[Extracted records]

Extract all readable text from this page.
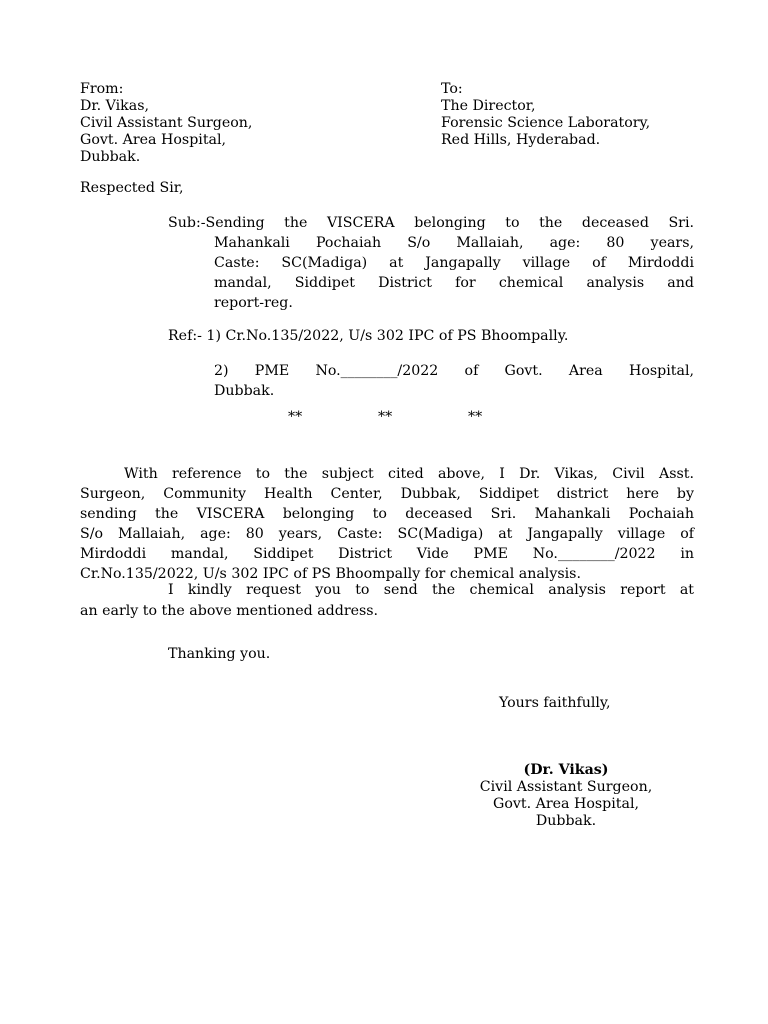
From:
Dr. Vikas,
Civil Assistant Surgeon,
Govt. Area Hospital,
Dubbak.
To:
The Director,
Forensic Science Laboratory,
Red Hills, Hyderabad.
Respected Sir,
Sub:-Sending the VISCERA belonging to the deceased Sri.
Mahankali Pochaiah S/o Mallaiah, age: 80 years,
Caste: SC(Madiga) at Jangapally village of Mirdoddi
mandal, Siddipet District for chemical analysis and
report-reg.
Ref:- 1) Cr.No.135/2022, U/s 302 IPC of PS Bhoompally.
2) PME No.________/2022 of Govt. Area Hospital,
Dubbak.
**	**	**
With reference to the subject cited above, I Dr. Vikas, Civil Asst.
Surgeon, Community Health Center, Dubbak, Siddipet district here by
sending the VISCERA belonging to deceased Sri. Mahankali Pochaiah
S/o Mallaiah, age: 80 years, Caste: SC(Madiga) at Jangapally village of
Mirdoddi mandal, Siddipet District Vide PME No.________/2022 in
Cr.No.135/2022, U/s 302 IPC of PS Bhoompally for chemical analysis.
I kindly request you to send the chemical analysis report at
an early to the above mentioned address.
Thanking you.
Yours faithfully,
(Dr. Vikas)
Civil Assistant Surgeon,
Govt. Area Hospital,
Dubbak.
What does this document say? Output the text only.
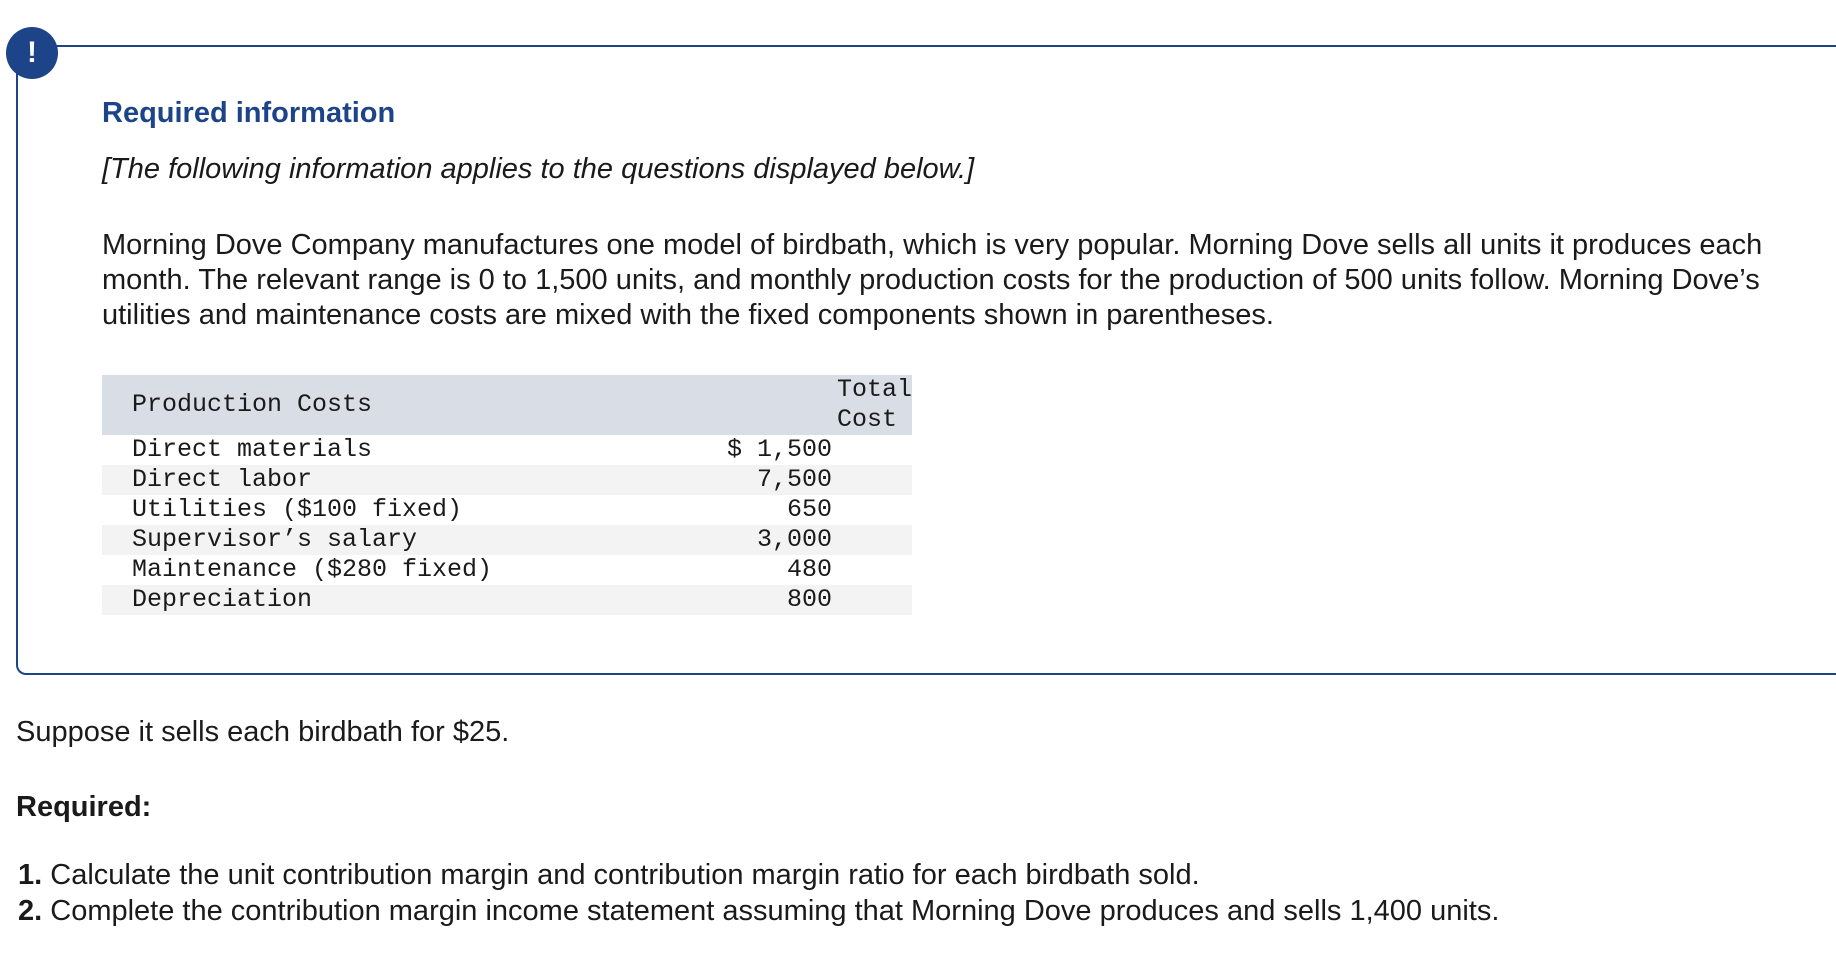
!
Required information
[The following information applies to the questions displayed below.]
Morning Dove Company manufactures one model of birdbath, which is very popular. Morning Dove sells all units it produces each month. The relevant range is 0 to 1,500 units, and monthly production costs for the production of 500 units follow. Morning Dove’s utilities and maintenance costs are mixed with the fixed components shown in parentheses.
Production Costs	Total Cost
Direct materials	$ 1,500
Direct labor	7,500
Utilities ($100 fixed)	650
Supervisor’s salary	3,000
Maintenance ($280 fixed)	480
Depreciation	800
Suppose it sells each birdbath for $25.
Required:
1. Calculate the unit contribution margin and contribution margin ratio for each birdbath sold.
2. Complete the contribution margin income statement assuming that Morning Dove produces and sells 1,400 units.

Directions for this task: Find the line containing "What does this" in the listing above. Restate it and every line after it, word for word, through the final line, leaving out the pictures.

Correct output:
What does this document say? Output the text only.
!
Required information
[The following information applies to the questions displayed below.]
Morning Dove Company manufactures one model of birdbath, which is very popular. Morning Dove sells all units it produces each month. The relevant range is 0 to 1,500 units, and monthly production costs for the production of 500 units follow. Morning Dove’s utilities and maintenance costs are mixed with the fixed components shown in parentheses.
Production Costs	Total Cost
Direct materials	$ 1,500
Direct labor	7,500
Utilities ($100 fixed)	650
Supervisor’s salary	3,000
Maintenance ($280 fixed)	480
Depreciation	800
Suppose it sells each birdbath for $25.
Required:
1. Calculate the unit contribution margin and contribution margin ratio for each birdbath sold.
2. Complete the contribution margin income statement assuming that Morning Dove produces and sells 1,400 units.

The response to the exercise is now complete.